» Exercise description
Output every entry exactly as written, but omit the pictures.

» Data records
╭──
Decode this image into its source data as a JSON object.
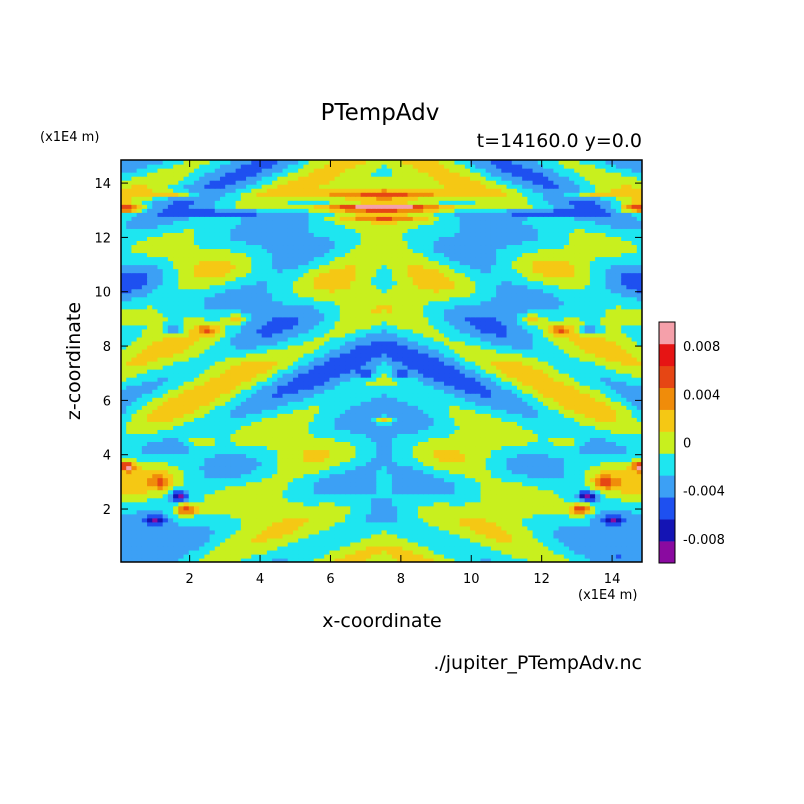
{
  "chart_data": {
    "type": "heatmap",
    "title": "PTempAdv",
    "subtitle": "t=14160.0 y=0.0",
    "xlabel": "x-coordinate",
    "ylabel": "z-coordinate",
    "x_unit": "(x1E4 m)",
    "y_unit": "(x1E4 m)",
    "footer": "./jupiter_PTempAdv.nc",
    "xlim": [
      0.05,
      14.85
    ],
    "ylim": [
      0.05,
      14.85
    ],
    "x_ticks": [
      2,
      4,
      6,
      8,
      10,
      12,
      14
    ],
    "y_ticks": [
      2,
      4,
      6,
      8,
      10,
      12,
      14
    ],
    "grid": false,
    "colorbar": {
      "levels": [
        -0.01,
        -0.008,
        -0.006,
        -0.004,
        -0.002,
        0,
        0.002,
        0.004,
        0.006,
        0.008,
        0.01
      ],
      "colors": [
        "#8a0aa0",
        "#1414b4",
        "#1e50f0",
        "#3ca0f5",
        "#1ee6f0",
        "#c8f01e",
        "#f5c814",
        "#f08c0a",
        "#e64614",
        "#e61414",
        "#f5a0aa"
      ],
      "tick_labels": [
        "-0.008",
        "-0.004",
        "0",
        "0.004",
        "0.008"
      ],
      "tick_values": [
        -0.008,
        -0.004,
        0,
        0.004,
        0.008
      ]
    },
    "background_value": -0.001,
    "features": [
      {
        "x": 7.5,
        "z": 13.1,
        "rx": 2.2,
        "rz": 0.12,
        "v": 0.009
      },
      {
        "x": 7.5,
        "z": 13.6,
        "rx": 2.6,
        "rz": 0.15,
        "v": 0.005
      },
      {
        "x": 1.5,
        "z": 13.6,
        "rx": 0.9,
        "rz": 0.12,
        "v": 0.005
      },
      {
        "x": 13.5,
        "z": 13.6,
        "rx": 0.9,
        "rz": 0.12,
        "v": 0.005
      },
      {
        "x": 0.3,
        "z": 13.1,
        "rx": 0.5,
        "rz": 0.15,
        "v": 0.007
      },
      {
        "x": 14.7,
        "z": 13.1,
        "rx": 0.5,
        "rz": 0.15,
        "v": 0.007
      },
      {
        "x": 3.0,
        "z": 12.9,
        "rx": 1.2,
        "rz": 0.15,
        "v": -0.005
      },
      {
        "x": 12.0,
        "z": 12.9,
        "rx": 1.2,
        "rz": 0.15,
        "v": -0.005
      },
      {
        "x": 7.5,
        "z": 12.7,
        "rx": 1.2,
        "rz": 0.12,
        "v": 0.005
      },
      {
        "x": 2.5,
        "z": 8.6,
        "rx": 0.35,
        "rz": 0.2,
        "v": 0.005
      },
      {
        "x": 12.5,
        "z": 8.6,
        "rx": 0.35,
        "rz": 0.2,
        "v": 0.005
      },
      {
        "x": 1.6,
        "z": 8.6,
        "rx": 0.3,
        "rz": 0.2,
        "v": -0.005
      },
      {
        "x": 13.4,
        "z": 8.6,
        "rx": 0.3,
        "rz": 0.2,
        "v": -0.005
      },
      {
        "x": 3.3,
        "z": 9.0,
        "rx": 0.3,
        "rz": 0.2,
        "v": 0.004
      },
      {
        "x": 11.7,
        "z": 9.0,
        "rx": 0.3,
        "rz": 0.2,
        "v": 0.004
      },
      {
        "x": 7.5,
        "z": 5.3,
        "rx": 0.3,
        "rz": 0.15,
        "v": 0.006
      },
      {
        "x": 7.0,
        "z": 7.0,
        "rx": 0.2,
        "rz": 0.15,
        "v": -0.005
      },
      {
        "x": 8.0,
        "z": 7.0,
        "rx": 0.2,
        "rz": 0.15,
        "v": -0.005
      },
      {
        "x": 1.7,
        "z": 2.5,
        "rx": 0.25,
        "rz": 0.2,
        "v": -0.008
      },
      {
        "x": 13.3,
        "z": 2.5,
        "rx": 0.25,
        "rz": 0.2,
        "v": -0.008
      },
      {
        "x": 1.9,
        "z": 2.0,
        "rx": 0.3,
        "rz": 0.2,
        "v": 0.009
      },
      {
        "x": 13.1,
        "z": 2.0,
        "rx": 0.3,
        "rz": 0.2,
        "v": 0.009
      },
      {
        "x": 1.2,
        "z": 3.0,
        "rx": 0.3,
        "rz": 0.25,
        "v": 0.005
      },
      {
        "x": 13.8,
        "z": 3.0,
        "rx": 0.3,
        "rz": 0.25,
        "v": 0.005
      },
      {
        "x": 0.2,
        "z": 3.6,
        "rx": 0.25,
        "rz": 0.2,
        "v": 0.009
      },
      {
        "x": 14.8,
        "z": 3.6,
        "rx": 0.25,
        "rz": 0.2,
        "v": 0.009
      },
      {
        "x": 1.0,
        "z": 1.6,
        "rx": 0.3,
        "rz": 0.2,
        "v": -0.006
      },
      {
        "x": 14.0,
        "z": 1.6,
        "rx": 0.3,
        "rz": 0.2,
        "v": -0.006
      },
      {
        "x": 2.3,
        "z": 4.5,
        "rx": 0.4,
        "rz": 0.15,
        "v": 0.004
      },
      {
        "x": 12.7,
        "z": 4.5,
        "rx": 0.4,
        "rz": 0.15,
        "v": 0.004
      },
      {
        "x": 3.1,
        "z": 7.5,
        "rx": 1.3,
        "rz": 0.6,
        "v": 0.002
      },
      {
        "x": 11.9,
        "z": 7.5,
        "rx": 1.3,
        "rz": 0.6,
        "v": 0.002
      },
      {
        "x": 6.0,
        "z": 11.0,
        "rx": 1.4,
        "rz": 0.7,
        "v": 0.002
      },
      {
        "x": 9.0,
        "z": 11.0,
        "rx": 1.4,
        "rz": 0.7,
        "v": 0.002
      },
      {
        "x": 3.0,
        "z": 3.2,
        "rx": 1.2,
        "rz": 1.0,
        "v": 0.002
      },
      {
        "x": 12.0,
        "z": 3.2,
        "rx": 1.2,
        "rz": 1.0,
        "v": 0.002
      },
      {
        "x": 6.5,
        "z": 1.8,
        "rx": 1.0,
        "rz": 1.0,
        "v": 0.002
      },
      {
        "x": 8.5,
        "z": 1.8,
        "rx": 1.0,
        "rz": 1.0,
        "v": 0.002
      },
      {
        "x": 7.5,
        "z": 13.7,
        "rx": 6.0,
        "rz": 0.6,
        "v": 0.002
      }
    ]
  }
}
╰──
» Solution to the exercise
Decode this image into its source data as a JSON object.
{
  "chart_data": {
    "type": "heatmap",
    "title": "PTempAdv",
    "subtitle": "t=14160.0 y=0.0",
    "xlabel": "x-coordinate",
    "ylabel": "z-coordinate",
    "x_unit": "(x1E4 m)",
    "y_unit": "(x1E4 m)",
    "footer": "./jupiter_PTempAdv.nc",
    "xlim": [
      0.05,
      14.85
    ],
    "ylim": [
      0.05,
      14.85
    ],
    "x_ticks": [
      2,
      4,
      6,
      8,
      10,
      12,
      14
    ],
    "y_ticks": [
      2,
      4,
      6,
      8,
      10,
      12,
      14
    ],
    "grid": false,
    "colorbar": {
      "levels": [
        -0.01,
        -0.008,
        -0.006,
        -0.004,
        -0.002,
        0,
        0.002,
        0.004,
        0.006,
        0.008,
        0.01
      ],
      "colors": [
        "#8a0aa0",
        "#1414b4",
        "#1e50f0",
        "#3ca0f5",
        "#1ee6f0",
        "#c8f01e",
        "#f5c814",
        "#f08c0a",
        "#e64614",
        "#e61414",
        "#f5a0aa"
      ],
      "tick_labels": [
        "-0.008",
        "-0.004",
        "0",
        "0.004",
        "0.008"
      ],
      "tick_values": [
        -0.008,
        -0.004,
        0,
        0.004,
        0.008
      ]
    },
    "background_value": -0.001,
    "features": [
      {
        "x": 7.5,
        "z": 13.1,
        "rx": 2.2,
        "rz": 0.12,
        "v": 0.009
      },
      {
        "x": 7.5,
        "z": 13.6,
        "rx": 2.6,
        "rz": 0.15,
        "v": 0.005
      },
      {
        "x": 1.5,
        "z": 13.6,
        "rx": 0.9,
        "rz": 0.12,
        "v": 0.005
      },
      {
        "x": 13.5,
        "z": 13.6,
        "rx": 0.9,
        "rz": 0.12,
        "v": 0.005
      },
      {
        "x": 0.3,
        "z": 13.1,
        "rx": 0.5,
        "rz": 0.15,
        "v": 0.007
      },
      {
        "x": 14.7,
        "z": 13.1,
        "rx": 0.5,
        "rz": 0.15,
        "v": 0.007
      },
      {
        "x": 3.0,
        "z": 12.9,
        "rx": 1.2,
        "rz": 0.15,
        "v": -0.005
      },
      {
        "x": 12.0,
        "z": 12.9,
        "rx": 1.2,
        "rz": 0.15,
        "v": -0.005
      },
      {
        "x": 7.5,
        "z": 12.7,
        "rx": 1.2,
        "rz": 0.12,
        "v": 0.005
      },
      {
        "x": 2.5,
        "z": 8.6,
        "rx": 0.35,
        "rz": 0.2,
        "v": 0.005
      },
      {
        "x": 12.5,
        "z": 8.6,
        "rx": 0.35,
        "rz": 0.2,
        "v": 0.005
      },
      {
        "x": 1.6,
        "z": 8.6,
        "rx": 0.3,
        "rz": 0.2,
        "v": -0.005
      },
      {
        "x": 13.4,
        "z": 8.6,
        "rx": 0.3,
        "rz": 0.2,
        "v": -0.005
      },
      {
        "x": 3.3,
        "z": 9.0,
        "rx": 0.3,
        "rz": 0.2,
        "v": 0.004
      },
      {
        "x": 11.7,
        "z": 9.0,
        "rx": 0.3,
        "rz": 0.2,
        "v": 0.004
      },
      {
        "x": 7.5,
        "z": 5.3,
        "rx": 0.3,
        "rz": 0.15,
        "v": 0.006
      },
      {
        "x": 7.0,
        "z": 7.0,
        "rx": 0.2,
        "rz": 0.15,
        "v": -0.005
      },
      {
        "x": 8.0,
        "z": 7.0,
        "rx": 0.2,
        "rz": 0.15,
        "v": -0.005
      },
      {
        "x": 1.7,
        "z": 2.5,
        "rx": 0.25,
        "rz": 0.2,
        "v": -0.008
      },
      {
        "x": 13.3,
        "z": 2.5,
        "rx": 0.25,
        "rz": 0.2,
        "v": -0.008
      },
      {
        "x": 1.9,
        "z": 2.0,
        "rx": 0.3,
        "rz": 0.2,
        "v": 0.009
      },
      {
        "x": 13.1,
        "z": 2.0,
        "rx": 0.3,
        "rz": 0.2,
        "v": 0.009
      },
      {
        "x": 1.2,
        "z": 3.0,
        "rx": 0.3,
        "rz": 0.25,
        "v": 0.005
      },
      {
        "x": 13.8,
        "z": 3.0,
        "rx": 0.3,
        "rz": 0.25,
        "v": 0.005
      },
      {
        "x": 0.2,
        "z": 3.6,
        "rx": 0.25,
        "rz": 0.2,
        "v": 0.009
      },
      {
        "x": 14.8,
        "z": 3.6,
        "rx": 0.25,
        "rz": 0.2,
        "v": 0.009
      },
      {
        "x": 1.0,
        "z": 1.6,
        "rx": 0.3,
        "rz": 0.2,
        "v": -0.006
      },
      {
        "x": 14.0,
        "z": 1.6,
        "rx": 0.3,
        "rz": 0.2,
        "v": -0.006
      },
      {
        "x": 2.3,
        "z": 4.5,
        "rx": 0.4,
        "rz": 0.15,
        "v": 0.004
      },
      {
        "x": 12.7,
        "z": 4.5,
        "rx": 0.4,
        "rz": 0.15,
        "v": 0.004
      },
      {
        "x": 3.1,
        "z": 7.5,
        "rx": 1.3,
        "rz": 0.6,
        "v": 0.002
      },
      {
        "x": 11.9,
        "z": 7.5,
        "rx": 1.3,
        "rz": 0.6,
        "v": 0.002
      },
      {
        "x": 6.0,
        "z": 11.0,
        "rx": 1.4,
        "rz": 0.7,
        "v": 0.002
      },
      {
        "x": 9.0,
        "z": 11.0,
        "rx": 1.4,
        "rz": 0.7,
        "v": 0.002
      },
      {
        "x": 3.0,
        "z": 3.2,
        "rx": 1.2,
        "rz": 1.0,
        "v": 0.002
      },
      {
        "x": 12.0,
        "z": 3.2,
        "rx": 1.2,
        "rz": 1.0,
        "v": 0.002
      },
      {
        "x": 6.5,
        "z": 1.8,
        "rx": 1.0,
        "rz": 1.0,
        "v": 0.002
      },
      {
        "x": 8.5,
        "z": 1.8,
        "rx": 1.0,
        "rz": 1.0,
        "v": 0.002
      },
      {
        "x": 7.5,
        "z": 13.7,
        "rx": 6.0,
        "rz": 0.6,
        "v": 0.002
      }
    ]
  }
}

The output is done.